Dataset records:
☆ ☆ ☆ ☆ ☆

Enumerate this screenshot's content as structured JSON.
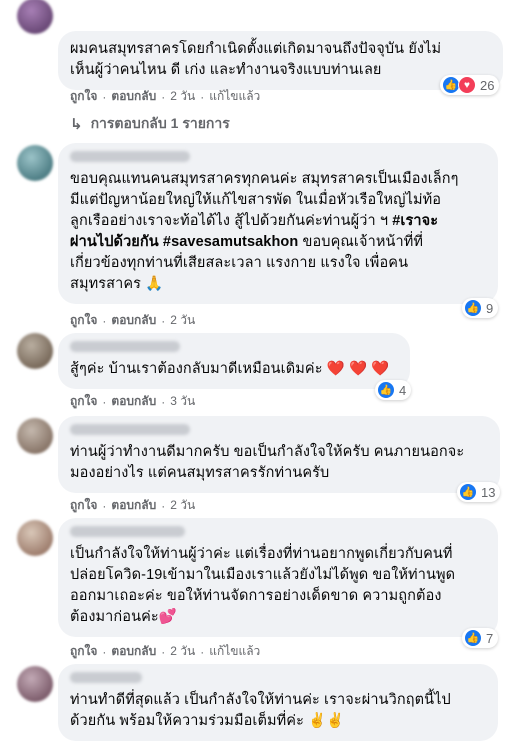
{
  "comments": [
    {
      "text": "ผมคนสมุทรสาครโดยกำเนิดตั้งแต่เกิดมาจนถึงปัจจุบัน ยังไม่\nเห็นผู้ว่าคนไหน ดี เก่ง และทำงานจริงแบบท่านเลย",
      "like_label": "ถูกใจ",
      "reply_label": "ตอบกลับ",
      "time": "2 วัน",
      "edited": "แก้ไขแล้ว",
      "reactions": [
        "like",
        "love"
      ],
      "count": "26"
    },
    {
      "text_a": "ขอบคุณแทนคนสมุทรสาครทุกคนค่ะ สมุทรสาครเป็นเมืองเล็กๆ\nมีแต่ปัญหาน้อยใหญ่ให้แก้ไขสารพัด ในเมื่อหัวเรือใหญ่ไม่ท้อ\nลูกเรืออย่างเราจะท้อได้ไง สู้ไปด้วยกันค่ะท่านผู้ว่า ฯ ",
      "hashtag_1": "#เราจะ\nผ่านไปด้วยกัน",
      "hashtag_2": " #savesamutsakhon",
      "text_b": " ขอบคุณเจ้าหน้าที่ที่\nเกี่ยวข้องทุกท่านที่เสียสละเวลา แรงกาย แรงใจ เพื่อคน\nสมุทรสาคร 🙏",
      "like_label": "ถูกใจ",
      "reply_label": "ตอบกลับ",
      "time": "2 วัน",
      "reactions": [
        "like"
      ],
      "count": "9"
    },
    {
      "text": "สู้ๆค่ะ บ้านเราต้องกลับมาดีเหมือนเดิมค่ะ",
      "hearts": "❤️ ❤️ ❤️",
      "like_label": "ถูกใจ",
      "reply_label": "ตอบกลับ",
      "time": "3 วัน",
      "reactions": [
        "like"
      ],
      "count": "4"
    },
    {
      "text": "ท่านผู้ว่าทำงานดีมากครับ ขอเป็นกำลังใจให้ครับ คนภายนอกจะ\nมองอย่างไร แต่คนสมุทรสาครรักท่านครับ",
      "like_label": "ถูกใจ",
      "reply_label": "ตอบกลับ",
      "time": "2 วัน",
      "reactions": [
        "like"
      ],
      "count": "13"
    },
    {
      "text": "เป็นกำลังใจให้ท่านผู้ว่าค่ะ แต่เรื่องที่ท่านอยากพูดเกี่ยวกับคนที่\nปล่อยโควิด-19เข้ามาในเมืองเราแล้วยังไม่ได้พูด ขอให้ท่านพูด\nออกมาเถอะค่ะ ขอให้ท่านจัดการอย่างเด็ดขาด ความถูกต้อง\nต้องมาก่อนค่ะ💕",
      "like_label": "ถูกใจ",
      "reply_label": "ตอบกลับ",
      "time": "2 วัน",
      "edited": "แก้ไขแล้ว",
      "reactions": [
        "like"
      ],
      "count": "7"
    },
    {
      "text": "ท่านทำดีที่สุดแล้ว เป็นกำลังใจให้ท่านค่ะ เราจะผ่านวิกฤตนี้ไป\nด้วยกัน พร้อมให้ความร่วมมือเต็มที่ค่ะ ✌️✌️"
    }
  ],
  "replies_label": "การตอบกลับ 1 รายการ"
}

☆ ☆ ☆ ☆ ☆

Copy out all of the material exactly as written, without its pictures.

Enumerate this screenshot's content as structured JSON.
{
  "comments": [
    {
      "text": "ผมคนสมุทรสาครโดยกำเนิดตั้งแต่เกิดมาจนถึงปัจจุบัน ยังไม่\nเห็นผู้ว่าคนไหน ดี เก่ง และทำงานจริงแบบท่านเลย",
      "like_label": "ถูกใจ",
      "reply_label": "ตอบกลับ",
      "time": "2 วัน",
      "edited": "แก้ไขแล้ว",
      "reactions": [
        "like",
        "love"
      ],
      "count": "26"
    },
    {
      "text_a": "ขอบคุณแทนคนสมุทรสาครทุกคนค่ะ สมุทรสาครเป็นเมืองเล็กๆ\nมีแต่ปัญหาน้อยใหญ่ให้แก้ไขสารพัด ในเมื่อหัวเรือใหญ่ไม่ท้อ\nลูกเรืออย่างเราจะท้อได้ไง สู้ไปด้วยกันค่ะท่านผู้ว่า ฯ ",
      "hashtag_1": "#เราจะ\nผ่านไปด้วยกัน",
      "hashtag_2": " #savesamutsakhon",
      "text_b": " ขอบคุณเจ้าหน้าที่ที่\nเกี่ยวข้องทุกท่านที่เสียสละเวลา แรงกาย แรงใจ เพื่อคน\nสมุทรสาคร 🙏",
      "like_label": "ถูกใจ",
      "reply_label": "ตอบกลับ",
      "time": "2 วัน",
      "reactions": [
        "like"
      ],
      "count": "9"
    },
    {
      "text": "สู้ๆค่ะ บ้านเราต้องกลับมาดีเหมือนเดิมค่ะ",
      "hearts": "❤️ ❤️ ❤️",
      "like_label": "ถูกใจ",
      "reply_label": "ตอบกลับ",
      "time": "3 วัน",
      "reactions": [
        "like"
      ],
      "count": "4"
    },
    {
      "text": "ท่านผู้ว่าทำงานดีมากครับ ขอเป็นกำลังใจให้ครับ คนภายนอกจะ\nมองอย่างไร แต่คนสมุทรสาครรักท่านครับ",
      "like_label": "ถูกใจ",
      "reply_label": "ตอบกลับ",
      "time": "2 วัน",
      "reactions": [
        "like"
      ],
      "count": "13"
    },
    {
      "text": "เป็นกำลังใจให้ท่านผู้ว่าค่ะ แต่เรื่องที่ท่านอยากพูดเกี่ยวกับคนที่\nปล่อยโควิด-19เข้ามาในเมืองเราแล้วยังไม่ได้พูด ขอให้ท่านพูด\nออกมาเถอะค่ะ ขอให้ท่านจัดการอย่างเด็ดขาด ความถูกต้อง\nต้องมาก่อนค่ะ💕",
      "like_label": "ถูกใจ",
      "reply_label": "ตอบกลับ",
      "time": "2 วัน",
      "edited": "แก้ไขแล้ว",
      "reactions": [
        "like"
      ],
      "count": "7"
    },
    {
      "text": "ท่านทำดีที่สุดแล้ว เป็นกำลังใจให้ท่านค่ะ เราจะผ่านวิกฤตนี้ไป\nด้วยกัน พร้อมให้ความร่วมมือเต็มที่ค่ะ ✌️✌️"
    }
  ],
  "replies_label": "การตอบกลับ 1 รายการ"
}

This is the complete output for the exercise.